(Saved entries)
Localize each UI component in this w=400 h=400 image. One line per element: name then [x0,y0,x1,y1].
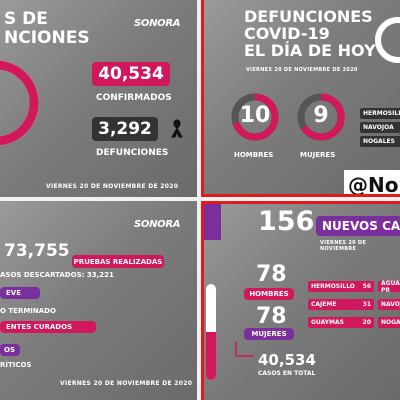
women-ring [297,93,345,141]
sonora-logo: SONORA [134,18,181,29]
city-case-row-1: HERMOSILLO 56 [308,281,374,292]
right-row-1: AGUA PR [378,280,400,294]
panel-nuevos-casos: 156 NUEVOS CA VIERNES 20 DE NOVIEMBRE 78… [201,201,400,400]
city-row-2: NAVOJOA [360,122,400,133]
handle-text: @No [348,173,399,197]
panel2-title-line2: COVID-19 [244,24,330,43]
purple-block [204,204,221,240]
new-cases-label: NUEVOS CA [316,216,400,236]
panel-pruebas: SONORA 73,755 PRUEBAS REALIZADAS ASOS DE… [0,201,197,400]
women-count: 78 [256,304,287,329]
tests-label: PRUEBAS REALIZADAS [72,255,164,268]
row-leve: EVE [0,287,40,299]
donut-ring-accent [0,60,39,146]
tests-value: 73,755 [4,241,70,261]
deaths-label: DEFUNCIONES [96,148,169,158]
progress-fill [206,332,216,380]
women-value: 9 [313,103,329,128]
partial-donut [375,17,400,63]
men-label: HOMBRES [234,151,274,159]
city-case-name-2: CAJEME [311,301,337,308]
panel2-title: DEFUNCIONES COVID-19 EL DÍA DE HOY [244,8,376,59]
panel1-title-line2: NCIONES [4,28,90,48]
discarded-text: ASOS DESCARTADOS: 33,221 [0,271,114,279]
panel2-title-line3: EL DÍA DE HOY [244,41,376,60]
row-os: OS [0,344,20,356]
right-row-2: NAVOJOA [378,299,400,310]
panel-defunciones-hoy: DEFUNCIONES COVID-19 EL DÍA DE HOY VIERN… [201,0,400,197]
total-value: 40,534 [258,351,316,369]
panel3-date: VIERNES 20 DE NOVIEMBRE DE 2020 [60,380,193,387]
deaths-value: 3,292 [92,117,158,141]
men-count-label: HOMBRES [244,288,294,300]
city-case-name-3: GUAYMAS [311,319,344,326]
confirmed-value: 40,534 [92,62,170,86]
men-value: 10 [239,103,271,128]
row-criticos: RÍTICOS [0,361,32,369]
panel2-date: VIERNES 20 DE NOVIEMBRE DE 2020 [246,67,358,73]
progress-bar [206,284,216,380]
city-case-row-2: CAJEME 31 [308,299,374,310]
men-ring [231,93,279,141]
panel1-title: S DE NCIONES [4,10,90,48]
city-case-value-2: 31 [362,301,371,308]
panel-sonora-summary: S DE NCIONES SONORA 40,534 CONFIRMADOS 3… [0,0,197,197]
men-count: 78 [256,262,287,287]
panel1-title-line1: S DE [4,9,48,29]
sonora-logo-2: SONORA [134,219,181,230]
row-curados: ENTES CURADOS [0,321,96,333]
connector-line [235,342,254,357]
panel4-date: VIERNES 20 DE NOVIEMBRE [320,240,367,252]
panel1-date: VIERNES 20 DE NOVIEMBRE DE 2020 [46,183,179,190]
handle-box: @No [344,170,400,197]
right-row-3: NOGA [378,317,400,328]
new-cases-value: 156 [258,206,315,237]
city-case-row-3: GUAYMAS 20 [308,317,374,328]
women-label: MUJERES [300,151,336,159]
city-case-value-3: 20 [362,319,371,326]
total-label: CASOS EN TOTAL [258,370,316,377]
city-case-name-1: HERMOSILLO [311,283,355,290]
panel2-title-line1: DEFUNCIONES [244,7,373,26]
city-case-value-1: 56 [362,283,371,290]
confirmed-label: CONFIRMADOS [96,93,172,103]
row-terminado: O TERMINADO [0,307,56,315]
city-row-1: HERMOSILLO [360,108,400,119]
black-ribbon-icon [171,119,183,138]
donut-chart [0,60,39,146]
city-row-3: NOGALES [360,136,400,147]
women-count-label: MUJERES [244,328,294,340]
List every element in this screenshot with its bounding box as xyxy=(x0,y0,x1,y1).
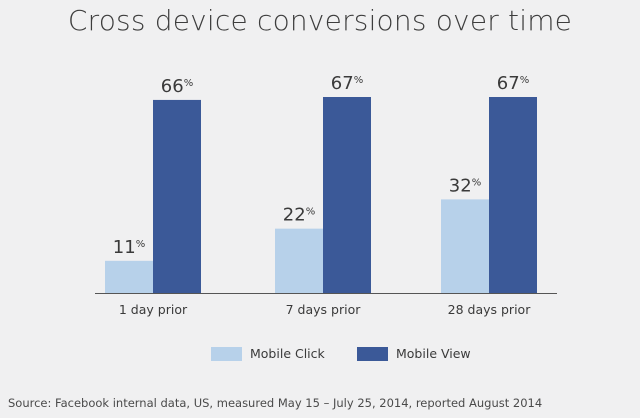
legend-label: Mobile View xyxy=(396,346,471,361)
source-note: Source: Facebook internal data, US, meas… xyxy=(8,396,543,410)
data-label: 66% xyxy=(161,76,193,97)
bar-mobile-click-2 xyxy=(441,199,489,293)
bar-mobile-click-0 xyxy=(105,260,153,293)
data-label: 32% xyxy=(449,175,481,196)
category-label: 7 days prior xyxy=(286,302,362,317)
bar-chart: 11% 66% 1 day prior 22% 67% 7 days prior 32% 67… xyxy=(95,73,557,361)
category-label: 1 day prior xyxy=(119,302,188,317)
chart-title: Cross device conversions over time xyxy=(67,4,573,37)
legend-swatch xyxy=(211,347,242,361)
data-label: 67% xyxy=(497,73,529,94)
category-label: 28 days prior xyxy=(448,302,532,317)
legend-swatch xyxy=(357,347,388,361)
bar-mobile-click-1 xyxy=(275,228,323,293)
bar-mobile-view-2 xyxy=(489,97,537,293)
bar-mobile-view-1 xyxy=(323,97,371,293)
data-label: 22% xyxy=(283,205,315,226)
bar-mobile-view-0 xyxy=(153,99,201,293)
data-label: 11% xyxy=(113,237,145,258)
legend-label: Mobile Click xyxy=(250,346,326,361)
data-label: 67% xyxy=(331,73,363,94)
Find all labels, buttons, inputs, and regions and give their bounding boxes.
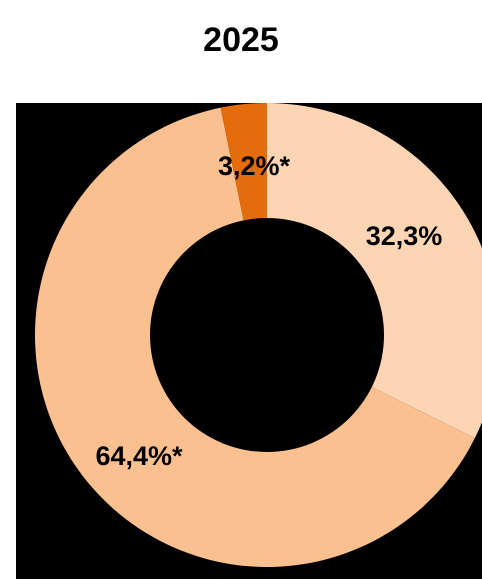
data-labels: 32,3% 64,4%* 3,2%* xyxy=(95,151,442,471)
data-label-2: 64,4%* xyxy=(95,441,183,471)
data-label-1: 32,3% xyxy=(366,221,443,251)
chart-title: 2025 xyxy=(203,21,279,59)
data-label-3: 3,2%* xyxy=(218,151,291,181)
donut-hole xyxy=(150,218,384,452)
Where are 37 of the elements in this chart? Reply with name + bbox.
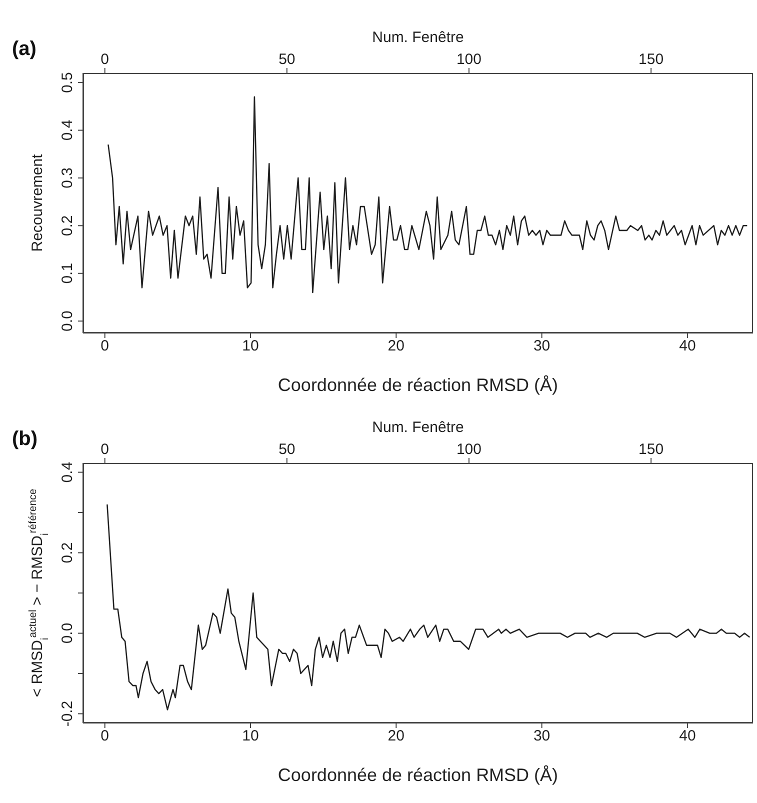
x-tick-label: 0 (100, 338, 110, 355)
x2-tick-label: 100 (456, 441, 482, 458)
x-axis-title: Coordonnée de réaction RMSD (Å) (278, 765, 558, 785)
y-tick-label: 0.1 (59, 262, 76, 284)
y-axis-title: Recouvrement (29, 153, 46, 252)
y-tick-label: 0.2 (59, 542, 76, 564)
x2-tick-label: 0 (100, 441, 110, 458)
y-tick-label: 0.4 (59, 120, 76, 141)
y-tick-label: -0.2 (59, 700, 76, 727)
y-tick-label: 0.4 (59, 462, 76, 483)
x-tick-label: 30 (533, 728, 550, 745)
x-tick-label: 40 (679, 728, 696, 745)
text: (b) (12, 428, 38, 451)
y-tick-label: 0.2 (59, 215, 76, 236)
x2-tick-label: 150 (638, 51, 664, 68)
line-series (106, 504, 750, 710)
x-tick-label: 10 (242, 338, 259, 355)
y-tick-label: 0.0 (59, 310, 76, 332)
x-tick-label: 20 (388, 728, 404, 745)
y-tick-label: 0.5 (59, 72, 76, 93)
x2-tick-label: 50 (278, 441, 296, 458)
x-tick-label: 30 (533, 338, 550, 355)
line-series (108, 96, 748, 294)
text: (a) (12, 38, 36, 61)
x2-tick-label: 50 (278, 51, 296, 68)
x2-tick-label: 150 (638, 441, 664, 458)
x2-tick-label: 100 (456, 51, 482, 68)
y-tick-label: 0.0 (59, 622, 76, 644)
x-tick-label: 40 (679, 338, 696, 355)
x-tick-label: 20 (388, 338, 404, 355)
y-tick-label: 0.3 (59, 168, 76, 188)
x2-axis-title: Num. Fenêtre (372, 419, 464, 436)
x2-tick-label: 0 (100, 51, 110, 68)
x-tick-label: 0 (100, 728, 110, 745)
x2-axis-title: Num. Fenêtre (372, 29, 464, 46)
x-tick-label: 10 (242, 728, 259, 745)
x-axis-title: Coordonnée de réaction RMSD (Å) (278, 375, 558, 395)
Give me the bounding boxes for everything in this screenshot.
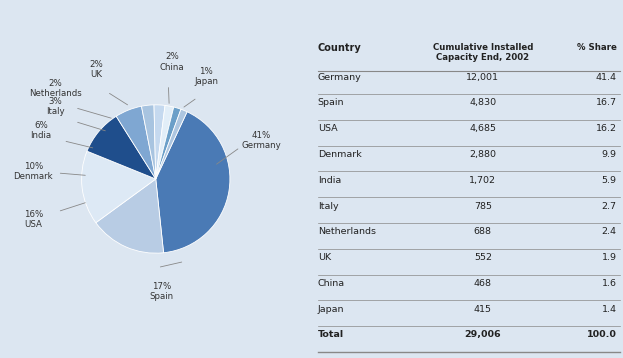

● REQUIREMENTS:
Write out every row above word for word, leaving out the pictures.

● OUTPUT FOR THIS TASK:
Localize each UI component in this w=400 h=400 image. One line per element: name then [x0,y0,x1,y1].
women-ring [297,93,345,141]
sonora-logo: SONORA [134,18,181,29]
city-case-row-1: HERMOSILLO 56 [308,281,374,292]
right-row-1: AGUA PR [378,280,400,294]
panel-nuevos-casos: 156 NUEVOS CA VIERNES 20 DE NOVIEMBRE 78… [201,201,400,400]
city-row-2: NAVOJOA [360,122,400,133]
handle-text: @No [348,173,399,197]
panel2-title-line2: COVID-19 [244,24,330,43]
purple-block [204,204,221,240]
new-cases-label: NUEVOS CA [316,216,400,236]
panel-pruebas: SONORA 73,755 PRUEBAS REALIZADAS ASOS DE… [0,201,197,400]
women-count: 78 [256,304,287,329]
tests-label: PRUEBAS REALIZADAS [72,255,164,268]
row-leve: EVE [0,287,40,299]
donut-ring-accent [0,60,39,146]
tests-value: 73,755 [4,241,70,261]
deaths-label: DEFUNCIONES [96,148,169,158]
progress-fill [206,332,216,380]
women-value: 9 [313,103,329,128]
partial-donut [375,17,400,63]
men-label: HOMBRES [234,151,274,159]
city-case-name-2: CAJEME [311,301,337,308]
panel2-title: DEFUNCIONES COVID-19 EL DÍA DE HOY [244,8,376,59]
panel1-title-line2: NCIONES [4,28,90,48]
discarded-text: ASOS DESCARTADOS: 33,221 [0,271,114,279]
panel2-title-line3: EL DÍA DE HOY [244,41,376,60]
row-os: OS [0,344,20,356]
right-row-2: NAVOJOA [378,299,400,310]
panel-defunciones-hoy: DEFUNCIONES COVID-19 EL DÍA DE HOY VIERN… [201,0,400,197]
total-value: 40,534 [258,351,316,369]
panel3-date: VIERNES 20 DE NOVIEMBRE DE 2020 [60,380,193,387]
deaths-value: 3,292 [92,117,158,141]
men-count-label: HOMBRES [244,288,294,300]
city-case-name-3: GUAYMAS [311,319,344,326]
confirmed-value: 40,534 [92,62,170,86]
men-value: 10 [239,103,271,128]
row-criticos: RÍTICOS [0,361,32,369]
panel2-date: VIERNES 20 DE NOVIEMBRE DE 2020 [246,67,358,73]
progress-bar [206,284,216,380]
city-case-row-2: CAJEME 31 [308,299,374,310]
men-ring [231,93,279,141]
panel1-title: S DE NCIONES [4,10,90,48]
city-case-value-2: 31 [362,301,371,308]
panel-sonora-summary: S DE NCIONES SONORA 40,534 CONFIRMADOS 3… [0,0,197,197]
men-count: 78 [256,262,287,287]
panel1-title-line1: S DE [4,9,48,29]
sonora-logo-2: SONORA [134,219,181,230]
row-curados: ENTES CURADOS [0,321,96,333]
connector-line [235,342,254,357]
panel4-date: VIERNES 20 DE NOVIEMBRE [320,240,367,252]
panel1-date: VIERNES 20 DE NOVIEMBRE DE 2020 [46,183,179,190]
handle-box: @No [344,170,400,197]
right-row-3: NOGA [378,317,400,328]
new-cases-value: 156 [258,206,315,237]
city-case-row-3: GUAYMAS 20 [308,317,374,328]
women-label: MUJERES [300,151,336,159]
city-case-value-3: 20 [362,319,371,326]
total-label: CASOS EN TOTAL [258,370,316,377]
city-case-name-1: HERMOSILLO [311,283,355,290]
panel2-title-line1: DEFUNCIONES [244,7,373,26]
city-case-value-1: 56 [362,283,371,290]
confirmed-label: CONFIRMADOS [96,93,172,103]
row-terminado: O TERMINADO [0,307,56,315]
city-row-1: HERMOSILLO [360,108,400,119]
black-ribbon-icon [171,119,183,138]
donut-chart [0,60,39,146]
city-row-3: NOGALES [360,136,400,147]
women-count-label: MUJERES [244,328,294,340]
List every element in this screenshot with its bounding box as xyxy=(x0,y0,x1,y1).
legend-label: Mobile View xyxy=(396,346,471,361)
source-note: Source: Facebook internal data, US, meas… xyxy=(8,396,543,410)
data-label: 66% xyxy=(161,76,193,97)
bar-mobile-click-2 xyxy=(441,199,489,293)
bar-mobile-click-0 xyxy=(105,260,153,293)
data-label: 32% xyxy=(449,175,481,196)
category-label: 7 days prior xyxy=(286,302,362,317)
bar-chart: 11% 66% 1 day prior 22% 67% 7 days prior 32% 67… xyxy=(95,73,557,361)
category-label: 1 day prior xyxy=(119,302,188,317)
chart-title: Cross device conversions over time xyxy=(67,4,573,37)
legend-swatch xyxy=(211,347,242,361)
data-label: 67% xyxy=(497,73,529,94)
category-label: 28 days prior xyxy=(448,302,532,317)
legend-swatch xyxy=(357,347,388,361)
bar-mobile-click-1 xyxy=(275,228,323,293)
bar-mobile-view-2 xyxy=(489,97,537,293)
bar-mobile-view-1 xyxy=(323,97,371,293)
data-label: 22% xyxy=(283,205,315,226)
bar-mobile-view-0 xyxy=(153,99,201,293)
data-label: 11% xyxy=(113,237,145,258)
legend-label: Mobile Click xyxy=(250,346,326,361)
data-label: 67% xyxy=(331,73,363,94)
Find all labels, buttons, inputs, and regions and give their bounding boxes.
data-labels: 32,3% 64,4%* 3,2%* xyxy=(95,151,442,471)
data-label-2: 64,4%* xyxy=(95,441,183,471)
data-label-1: 32,3% xyxy=(366,221,443,251)
chart-title: 2025 xyxy=(203,21,279,59)
data-label-3: 3,2%* xyxy=(218,151,291,181)
donut-hole xyxy=(150,218,384,452)
Where are 37 of the elements in this chart? Reply with name + bbox.
x-tick-label: 0 (100, 338, 110, 355)
x2-tick-label: 100 (456, 441, 482, 458)
x-axis-title: Coordonnée de réaction RMSD (Å) (278, 765, 558, 785)
y-tick-label: 0.1 (59, 262, 76, 284)
y-axis-title: Recouvrement (29, 153, 46, 252)
y-tick-label: 0.2 (59, 542, 76, 564)
x2-tick-label: 0 (100, 441, 110, 458)
y-tick-label: 0.4 (59, 120, 76, 141)
y-tick-label: -0.2 (59, 700, 76, 727)
y-tick-label: 0.4 (59, 462, 76, 483)
x-tick-label: 30 (533, 728, 550, 745)
x-tick-label: 40 (679, 728, 696, 745)
text: (b) (12, 428, 38, 451)
y-tick-label: 0.2 (59, 215, 76, 236)
x2-tick-label: 150 (638, 51, 664, 68)
line-series (106, 504, 750, 710)
x-tick-label: 10 (242, 338, 259, 355)
y-tick-label: 0.0 (59, 310, 76, 332)
x-tick-label: 20 (388, 728, 404, 745)
y-tick-label: 0.5 (59, 72, 76, 93)
x2-tick-label: 50 (278, 441, 296, 458)
x-tick-label: 30 (533, 338, 550, 355)
line-series (108, 96, 748, 294)
text: (a) (12, 38, 36, 61)
x2-tick-label: 50 (278, 51, 296, 68)
x2-tick-label: 150 (638, 441, 664, 458)
x2-tick-label: 100 (456, 51, 482, 68)
y-tick-label: 0.0 (59, 622, 76, 644)
x-tick-label: 40 (679, 338, 696, 355)
x-tick-label: 20 (388, 338, 404, 355)
y-tick-label: 0.3 (59, 168, 76, 188)
x2-axis-title: Num. Fenêtre (372, 419, 464, 436)
x2-tick-label: 0 (100, 51, 110, 68)
x-tick-label: 0 (100, 728, 110, 745)
x2-axis-title: Num. Fenêtre (372, 29, 464, 46)
x-tick-label: 10 (242, 728, 259, 745)
x-axis-title: Coordonnée de réaction RMSD (Å) (278, 375, 558, 395)
Give me the bounding boxes for everything in this screenshot.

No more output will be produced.